▸ **Short task**: Find every line with the word "Download". Copy those lines.

▸ **The input**:
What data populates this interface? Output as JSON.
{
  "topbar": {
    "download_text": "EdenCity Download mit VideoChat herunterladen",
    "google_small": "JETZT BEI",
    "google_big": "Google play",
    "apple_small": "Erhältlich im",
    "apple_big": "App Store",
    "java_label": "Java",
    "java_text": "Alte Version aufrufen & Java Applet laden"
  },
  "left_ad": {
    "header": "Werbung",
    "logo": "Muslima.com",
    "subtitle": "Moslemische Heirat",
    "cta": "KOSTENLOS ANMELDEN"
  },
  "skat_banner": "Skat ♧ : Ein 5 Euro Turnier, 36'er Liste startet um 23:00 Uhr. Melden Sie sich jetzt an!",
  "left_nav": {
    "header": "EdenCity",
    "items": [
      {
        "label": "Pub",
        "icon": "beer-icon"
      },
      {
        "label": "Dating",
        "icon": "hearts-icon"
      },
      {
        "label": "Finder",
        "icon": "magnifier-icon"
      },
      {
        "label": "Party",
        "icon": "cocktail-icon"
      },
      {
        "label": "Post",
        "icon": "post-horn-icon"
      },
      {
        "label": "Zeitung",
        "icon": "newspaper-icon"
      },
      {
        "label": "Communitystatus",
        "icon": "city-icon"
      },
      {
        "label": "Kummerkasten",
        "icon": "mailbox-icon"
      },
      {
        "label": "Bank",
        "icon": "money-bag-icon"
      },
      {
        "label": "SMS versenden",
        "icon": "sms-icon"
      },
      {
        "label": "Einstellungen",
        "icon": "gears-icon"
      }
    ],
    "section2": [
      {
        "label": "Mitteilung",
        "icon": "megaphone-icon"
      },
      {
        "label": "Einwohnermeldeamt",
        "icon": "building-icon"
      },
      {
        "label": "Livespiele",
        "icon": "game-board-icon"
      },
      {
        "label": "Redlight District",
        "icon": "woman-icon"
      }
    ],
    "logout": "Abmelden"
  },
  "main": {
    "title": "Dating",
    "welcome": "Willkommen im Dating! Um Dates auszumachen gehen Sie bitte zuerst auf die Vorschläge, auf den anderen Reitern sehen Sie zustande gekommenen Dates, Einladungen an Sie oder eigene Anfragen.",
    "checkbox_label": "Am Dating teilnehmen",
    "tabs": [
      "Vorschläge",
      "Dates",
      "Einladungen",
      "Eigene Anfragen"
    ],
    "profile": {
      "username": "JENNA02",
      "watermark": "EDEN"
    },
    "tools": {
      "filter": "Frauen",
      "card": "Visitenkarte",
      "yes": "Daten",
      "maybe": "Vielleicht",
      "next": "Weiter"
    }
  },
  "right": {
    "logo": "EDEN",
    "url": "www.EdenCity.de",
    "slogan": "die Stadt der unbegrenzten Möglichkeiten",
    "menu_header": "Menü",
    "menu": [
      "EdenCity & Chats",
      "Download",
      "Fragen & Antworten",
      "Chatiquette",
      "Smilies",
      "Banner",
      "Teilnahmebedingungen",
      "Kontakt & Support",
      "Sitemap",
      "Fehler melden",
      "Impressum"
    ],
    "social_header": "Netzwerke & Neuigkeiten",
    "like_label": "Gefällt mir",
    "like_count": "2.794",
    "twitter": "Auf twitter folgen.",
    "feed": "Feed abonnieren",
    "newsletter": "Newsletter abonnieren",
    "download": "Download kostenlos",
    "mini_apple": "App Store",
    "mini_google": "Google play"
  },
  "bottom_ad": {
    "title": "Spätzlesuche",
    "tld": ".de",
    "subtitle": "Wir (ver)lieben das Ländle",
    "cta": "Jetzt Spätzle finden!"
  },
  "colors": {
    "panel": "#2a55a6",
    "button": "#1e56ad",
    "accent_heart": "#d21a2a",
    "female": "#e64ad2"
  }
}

▸ **Complete output**:
    "download_text": "EdenCity Download mit VideoChat herunterladen",
      "Download",
    "download": "Download kostenlos",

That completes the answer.